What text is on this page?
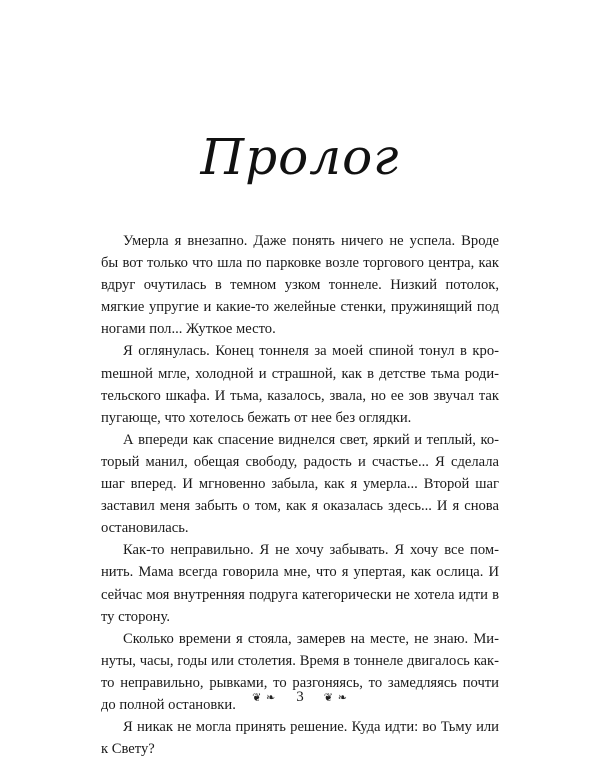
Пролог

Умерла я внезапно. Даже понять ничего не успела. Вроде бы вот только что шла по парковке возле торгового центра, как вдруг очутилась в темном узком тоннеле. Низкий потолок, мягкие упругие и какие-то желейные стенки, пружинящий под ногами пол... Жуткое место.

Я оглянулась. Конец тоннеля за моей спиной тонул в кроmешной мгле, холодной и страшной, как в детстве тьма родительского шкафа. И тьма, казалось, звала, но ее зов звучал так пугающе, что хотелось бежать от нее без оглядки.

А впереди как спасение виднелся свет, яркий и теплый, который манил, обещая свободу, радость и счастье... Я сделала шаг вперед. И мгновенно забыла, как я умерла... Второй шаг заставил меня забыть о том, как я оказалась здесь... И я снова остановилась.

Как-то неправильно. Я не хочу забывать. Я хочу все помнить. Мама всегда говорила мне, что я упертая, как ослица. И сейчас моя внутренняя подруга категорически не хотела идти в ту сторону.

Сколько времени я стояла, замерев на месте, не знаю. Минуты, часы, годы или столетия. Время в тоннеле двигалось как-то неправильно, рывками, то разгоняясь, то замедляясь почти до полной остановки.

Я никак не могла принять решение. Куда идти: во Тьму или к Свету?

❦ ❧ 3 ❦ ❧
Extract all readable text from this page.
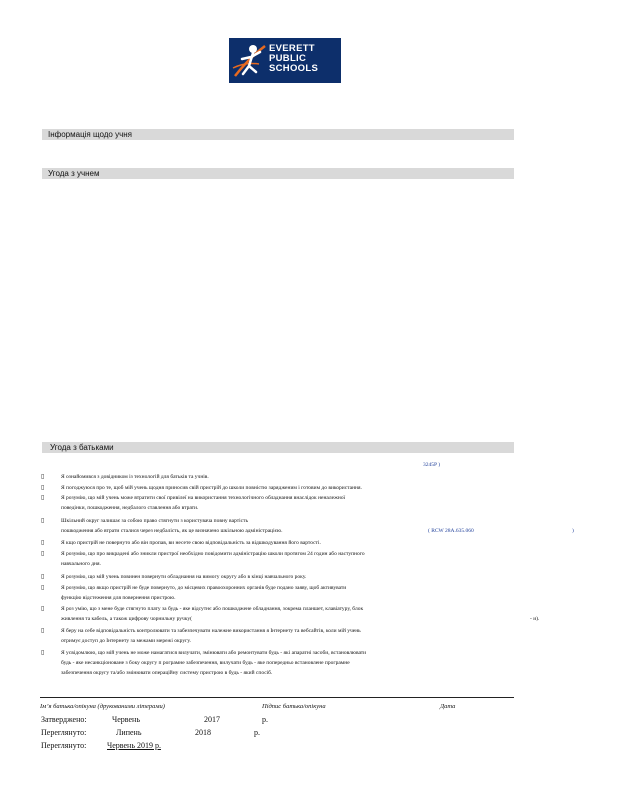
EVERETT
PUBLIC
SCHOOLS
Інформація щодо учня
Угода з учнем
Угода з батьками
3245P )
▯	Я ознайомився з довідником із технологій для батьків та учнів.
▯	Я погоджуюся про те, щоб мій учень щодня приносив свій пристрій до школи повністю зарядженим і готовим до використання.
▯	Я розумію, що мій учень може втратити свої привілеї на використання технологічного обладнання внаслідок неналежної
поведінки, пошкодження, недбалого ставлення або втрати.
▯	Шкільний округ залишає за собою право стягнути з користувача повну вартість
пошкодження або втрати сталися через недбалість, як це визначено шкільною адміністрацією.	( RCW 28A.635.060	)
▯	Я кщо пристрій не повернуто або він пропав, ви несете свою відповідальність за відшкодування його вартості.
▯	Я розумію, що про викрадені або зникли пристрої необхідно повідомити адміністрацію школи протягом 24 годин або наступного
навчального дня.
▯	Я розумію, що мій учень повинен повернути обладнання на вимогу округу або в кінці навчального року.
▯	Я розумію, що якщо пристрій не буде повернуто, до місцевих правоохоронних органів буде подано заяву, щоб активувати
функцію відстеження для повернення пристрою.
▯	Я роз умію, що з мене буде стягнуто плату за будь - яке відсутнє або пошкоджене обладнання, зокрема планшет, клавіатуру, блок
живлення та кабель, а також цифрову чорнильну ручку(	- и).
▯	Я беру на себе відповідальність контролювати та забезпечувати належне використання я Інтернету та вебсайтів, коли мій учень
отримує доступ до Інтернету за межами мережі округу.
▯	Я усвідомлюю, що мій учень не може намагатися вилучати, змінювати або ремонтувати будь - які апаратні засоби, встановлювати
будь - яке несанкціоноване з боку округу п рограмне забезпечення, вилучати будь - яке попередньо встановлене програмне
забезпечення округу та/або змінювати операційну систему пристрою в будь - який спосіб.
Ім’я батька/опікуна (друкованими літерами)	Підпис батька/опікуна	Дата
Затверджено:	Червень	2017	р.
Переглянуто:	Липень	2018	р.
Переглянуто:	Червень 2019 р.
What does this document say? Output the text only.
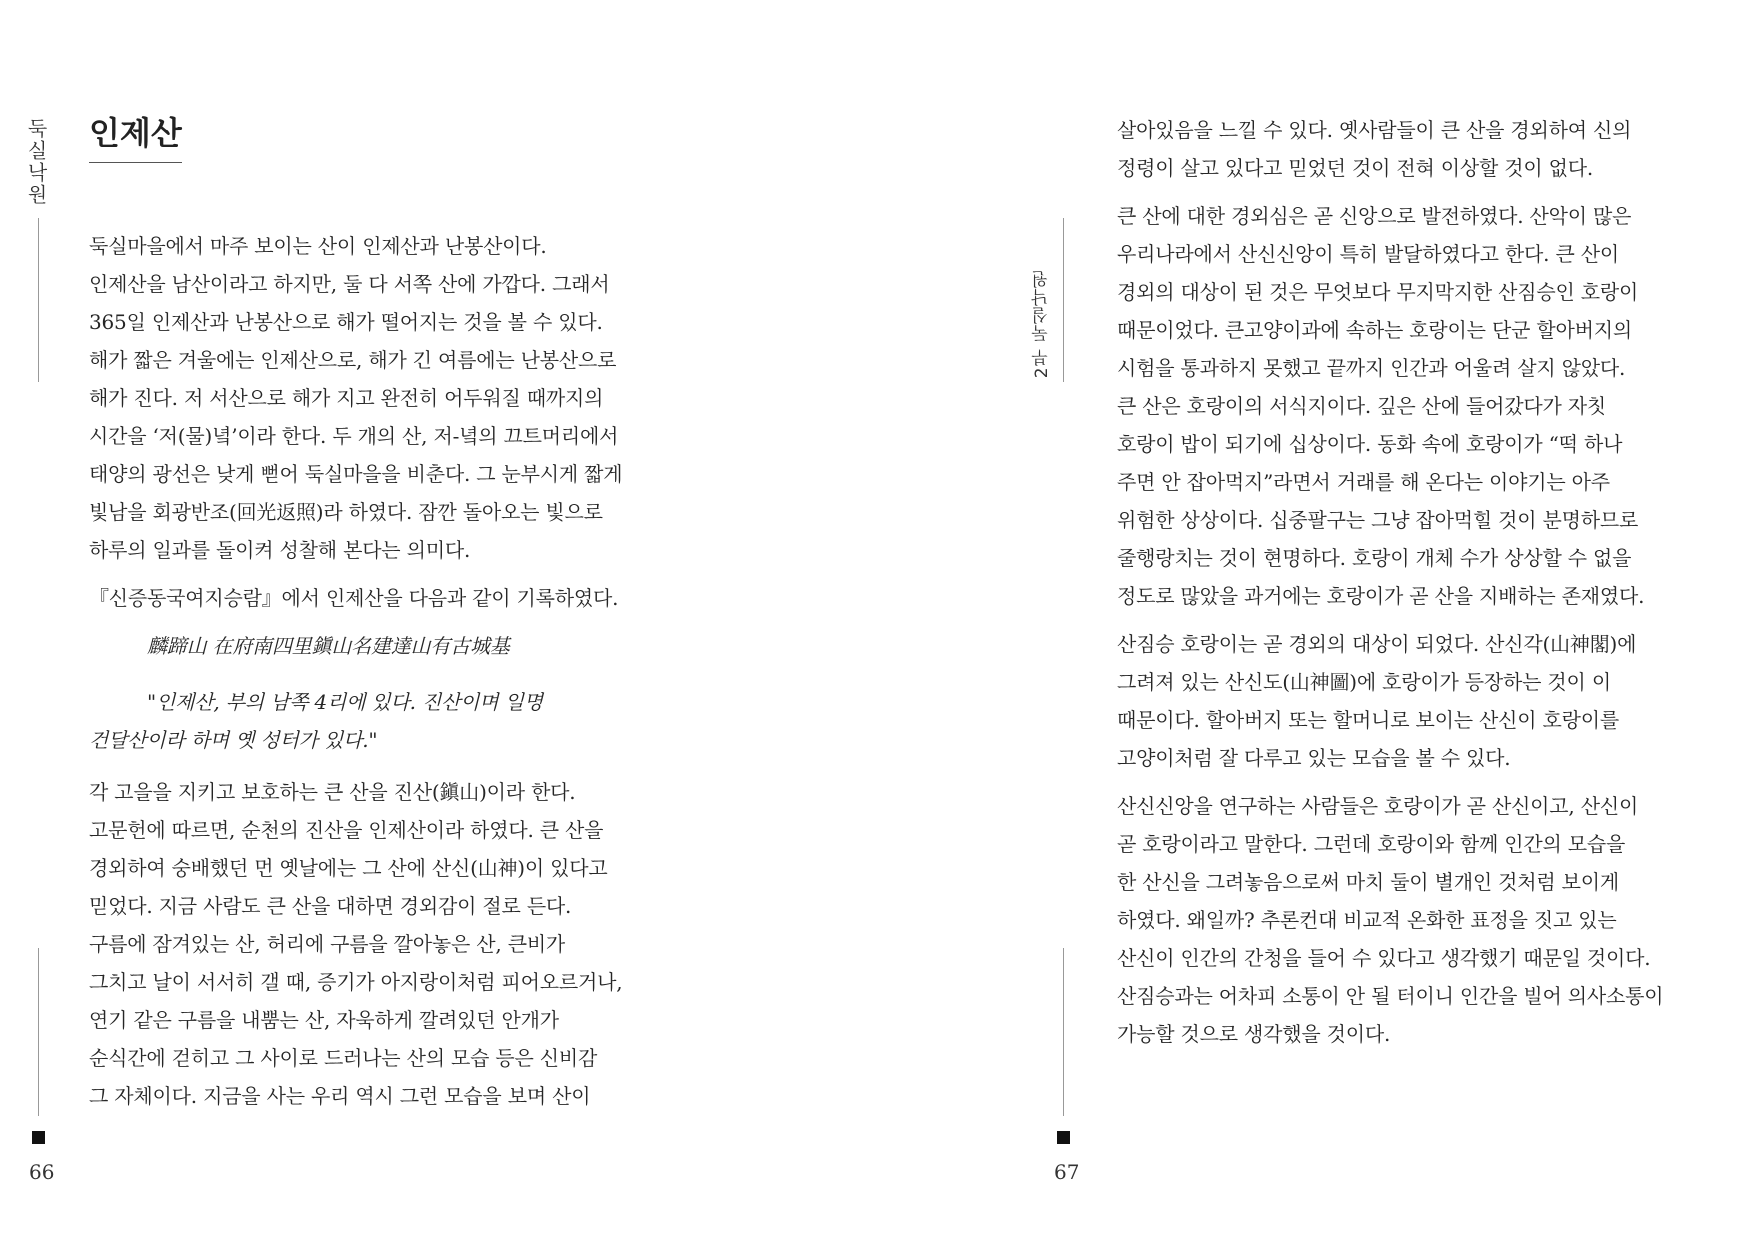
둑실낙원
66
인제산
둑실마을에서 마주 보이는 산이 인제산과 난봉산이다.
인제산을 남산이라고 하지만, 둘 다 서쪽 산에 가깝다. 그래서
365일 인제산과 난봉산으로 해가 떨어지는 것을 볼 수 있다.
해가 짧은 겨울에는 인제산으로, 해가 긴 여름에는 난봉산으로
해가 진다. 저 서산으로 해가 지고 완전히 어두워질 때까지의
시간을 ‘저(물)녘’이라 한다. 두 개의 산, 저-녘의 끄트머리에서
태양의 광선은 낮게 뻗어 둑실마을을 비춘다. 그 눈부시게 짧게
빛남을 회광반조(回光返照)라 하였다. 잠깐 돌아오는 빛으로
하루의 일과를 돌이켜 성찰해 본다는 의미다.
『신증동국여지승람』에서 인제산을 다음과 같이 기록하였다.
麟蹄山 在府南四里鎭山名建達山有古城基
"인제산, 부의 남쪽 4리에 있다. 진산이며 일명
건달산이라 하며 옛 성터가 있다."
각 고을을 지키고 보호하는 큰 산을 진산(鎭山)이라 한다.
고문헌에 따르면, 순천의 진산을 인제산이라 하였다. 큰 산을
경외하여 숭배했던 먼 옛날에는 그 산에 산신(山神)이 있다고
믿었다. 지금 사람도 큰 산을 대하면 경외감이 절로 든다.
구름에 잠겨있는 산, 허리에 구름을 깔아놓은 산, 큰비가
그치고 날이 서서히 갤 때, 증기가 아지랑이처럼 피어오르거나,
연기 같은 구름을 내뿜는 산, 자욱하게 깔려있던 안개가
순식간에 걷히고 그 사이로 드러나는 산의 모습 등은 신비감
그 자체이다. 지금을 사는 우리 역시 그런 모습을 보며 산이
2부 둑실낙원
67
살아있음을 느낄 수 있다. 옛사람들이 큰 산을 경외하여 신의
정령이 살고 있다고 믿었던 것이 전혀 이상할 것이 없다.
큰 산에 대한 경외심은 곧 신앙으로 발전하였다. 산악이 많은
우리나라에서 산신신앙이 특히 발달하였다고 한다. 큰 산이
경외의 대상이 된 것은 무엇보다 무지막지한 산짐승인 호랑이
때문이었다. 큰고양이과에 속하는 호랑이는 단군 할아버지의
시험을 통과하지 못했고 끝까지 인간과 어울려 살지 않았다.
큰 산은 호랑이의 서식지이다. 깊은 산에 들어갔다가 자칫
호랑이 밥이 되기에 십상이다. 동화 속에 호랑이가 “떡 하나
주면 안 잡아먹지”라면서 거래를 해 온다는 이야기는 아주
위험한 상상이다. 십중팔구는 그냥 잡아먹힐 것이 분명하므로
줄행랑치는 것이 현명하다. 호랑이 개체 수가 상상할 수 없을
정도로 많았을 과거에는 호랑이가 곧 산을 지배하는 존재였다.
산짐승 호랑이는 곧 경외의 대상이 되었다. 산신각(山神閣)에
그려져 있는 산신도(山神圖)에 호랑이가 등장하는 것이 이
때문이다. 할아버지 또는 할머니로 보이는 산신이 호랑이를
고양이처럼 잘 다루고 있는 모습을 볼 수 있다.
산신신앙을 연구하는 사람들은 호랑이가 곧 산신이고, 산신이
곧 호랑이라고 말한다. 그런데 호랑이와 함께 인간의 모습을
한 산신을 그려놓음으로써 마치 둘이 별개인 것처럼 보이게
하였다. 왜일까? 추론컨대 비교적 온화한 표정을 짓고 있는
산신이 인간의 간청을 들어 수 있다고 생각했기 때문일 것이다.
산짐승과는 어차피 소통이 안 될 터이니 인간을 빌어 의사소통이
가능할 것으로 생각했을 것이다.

━━━━━━

■ **THE EXERCISE**
Quote the listing above in full, except for the pictures.

■ **SOLUTION**
What text is on this page?
Пролог

Умерла я внезапно. Даже понять ничего не успела. Вроде бы вот только что шла по парковке возле торгового центра, как вдруг очутилась в темном узком тоннеле. Низкий потолок, мягкие упругие и какие-то желейные стенки, пружинящий под ногами пол... Жуткое место.

Я оглянулась. Конец тоннеля за моей спиной тонул в кроmешной мгле, холодной и страшной, как в детстве тьма родительского шкафа. И тьма, казалось, звала, но ее зов звучал так пугающе, что хотелось бежать от нее без оглядки.

А впереди как спасение виднелся свет, яркий и теплый, который манил, обещая свободу, радость и счастье... Я сделала шаг вперед. И мгновенно забыла, как я умерла... Второй шаг заставил меня забыть о том, как я оказалась здесь... И я снова остановилась.

Как-то неправильно. Я не хочу забывать. Я хочу все помнить. Мама всегда говорила мне, что я упертая, как ослица. И сейчас моя внутренняя подруга категорически не хотела идти в ту сторону.

Сколько времени я стояла, замерев на месте, не знаю. Минуты, часы, годы или столетия. Время в тоннеле двигалось как-то неправильно, рывками, то разгоняясь, то замедляясь почти до полной остановки.

Я никак не могла принять решение. Куда идти: во Тьму или к Свету?

❦ ❧ 3 ❦ ❧
Extract all readable text from this page.
EVERETT
PUBLIC
SCHOOLS
Інформація щодо учня
Угода з учнем
Угода з батьками
3245P )
▯	Я ознайомився з довідником із технологій для батьків та учнів.
▯	Я погоджуюся про те, щоб мій учень щодня приносив свій пристрій до школи повністю зарядженим і готовим до використання.
▯	Я розумію, що мій учень може втратити свої привілеї на використання технологічного обладнання внаслідок неналежної
поведінки, пошкодження, недбалого ставлення або втрати.
▯	Шкільний округ залишає за собою право стягнути з користувача повну вартість
пошкодження або втрати сталися через недбалість, як це визначено шкільною адміністрацією.	( RCW 28A.635.060	)
▯	Я кщо пристрій не повернуто або він пропав, ви несете свою відповідальність за відшкодування його вартості.
▯	Я розумію, що про викрадені або зникли пристрої необхідно повідомити адміністрацію школи протягом 24 годин або наступного
навчального дня.
▯	Я розумію, що мій учень повинен повернути обладнання на вимогу округу або в кінці навчального року.
▯	Я розумію, що якщо пристрій не буде повернуто, до місцевих правоохоронних органів буде подано заяву, щоб активувати
функцію відстеження для повернення пристрою.
▯	Я роз умію, що з мене буде стягнуто плату за будь - яке відсутнє або пошкоджене обладнання, зокрема планшет, клавіатуру, блок
живлення та кабель, а також цифрову чорнильну ручку(	- и).
▯	Я беру на себе відповідальність контролювати та забезпечувати належне використання я Інтернету та вебсайтів, коли мій учень
отримує доступ до Інтернету за межами мережі округу.
▯	Я усвідомлюю, що мій учень не може намагатися вилучати, змінювати або ремонтувати будь - які апаратні засоби, встановлювати
будь - яке несанкціоноване з боку округу п рограмне забезпечення, вилучати будь - яке попередньо встановлене програмне
забезпечення округу та/або змінювати операційну систему пристрою в будь - який спосіб.
Ім’я батька/опікуна (друкованими літерами)	Підпис батька/опікуна	Дата
Затверджено:	Червень	2017	р.
Переглянуто:	Липень	2018	р.
Переглянуто:	Червень 2019 р.
What does this document say? Output the text only.
둑실낙원
66
인제산
둑실마을에서 마주 보이는 산이 인제산과 난봉산이다.
인제산을 남산이라고 하지만, 둘 다 서쪽 산에 가깝다. 그래서
365일 인제산과 난봉산으로 해가 떨어지는 것을 볼 수 있다.
해가 짧은 겨울에는 인제산으로, 해가 긴 여름에는 난봉산으로
해가 진다. 저 서산으로 해가 지고 완전히 어두워질 때까지의
시간을 ‘저(물)녘’이라 한다. 두 개의 산, 저-녘의 끄트머리에서
태양의 광선은 낮게 뻗어 둑실마을을 비춘다. 그 눈부시게 짧게
빛남을 회광반조(回光返照)라 하였다. 잠깐 돌아오는 빛으로
하루의 일과를 돌이켜 성찰해 본다는 의미다.
『신증동국여지승람』에서 인제산을 다음과 같이 기록하였다.
麟蹄山 在府南四里鎭山名建達山有古城基
"인제산, 부의 남쪽 4리에 있다. 진산이며 일명
건달산이라 하며 옛 성터가 있다."
각 고을을 지키고 보호하는 큰 산을 진산(鎭山)이라 한다.
고문헌에 따르면, 순천의 진산을 인제산이라 하였다. 큰 산을
경외하여 숭배했던 먼 옛날에는 그 산에 산신(山神)이 있다고
믿었다. 지금 사람도 큰 산을 대하면 경외감이 절로 든다.
구름에 잠겨있는 산, 허리에 구름을 깔아놓은 산, 큰비가
그치고 날이 서서히 갤 때, 증기가 아지랑이처럼 피어오르거나,
연기 같은 구름을 내뿜는 산, 자욱하게 깔려있던 안개가
순식간에 걷히고 그 사이로 드러나는 산의 모습 등은 신비감
그 자체이다. 지금을 사는 우리 역시 그런 모습을 보며 산이
2부 둑실낙원
67
살아있음을 느낄 수 있다. 옛사람들이 큰 산을 경외하여 신의
정령이 살고 있다고 믿었던 것이 전혀 이상할 것이 없다.
큰 산에 대한 경외심은 곧 신앙으로 발전하였다. 산악이 많은
우리나라에서 산신신앙이 특히 발달하였다고 한다. 큰 산이
경외의 대상이 된 것은 무엇보다 무지막지한 산짐승인 호랑이
때문이었다. 큰고양이과에 속하는 호랑이는 단군 할아버지의
시험을 통과하지 못했고 끝까지 인간과 어울려 살지 않았다.
큰 산은 호랑이의 서식지이다. 깊은 산에 들어갔다가 자칫
호랑이 밥이 되기에 십상이다. 동화 속에 호랑이가 “떡 하나
주면 안 잡아먹지”라면서 거래를 해 온다는 이야기는 아주
위험한 상상이다. 십중팔구는 그냥 잡아먹힐 것이 분명하므로
줄행랑치는 것이 현명하다. 호랑이 개체 수가 상상할 수 없을
정도로 많았을 과거에는 호랑이가 곧 산을 지배하는 존재였다.
산짐승 호랑이는 곧 경외의 대상이 되었다. 산신각(山神閣)에
그려져 있는 산신도(山神圖)에 호랑이가 등장하는 것이 이
때문이다. 할아버지 또는 할머니로 보이는 산신이 호랑이를
고양이처럼 잘 다루고 있는 모습을 볼 수 있다.
산신신앙을 연구하는 사람들은 호랑이가 곧 산신이고, 산신이
곧 호랑이라고 말한다. 그런데 호랑이와 함께 인간의 모습을
한 산신을 그려놓음으로써 마치 둘이 별개인 것처럼 보이게
하였다. 왜일까? 추론컨대 비교적 온화한 표정을 짓고 있는
산신이 인간의 간청을 들어 수 있다고 생각했기 때문일 것이다.
산짐승과는 어차피 소통이 안 될 터이니 인간을 빌어 의사소통이
가능할 것으로 생각했을 것이다.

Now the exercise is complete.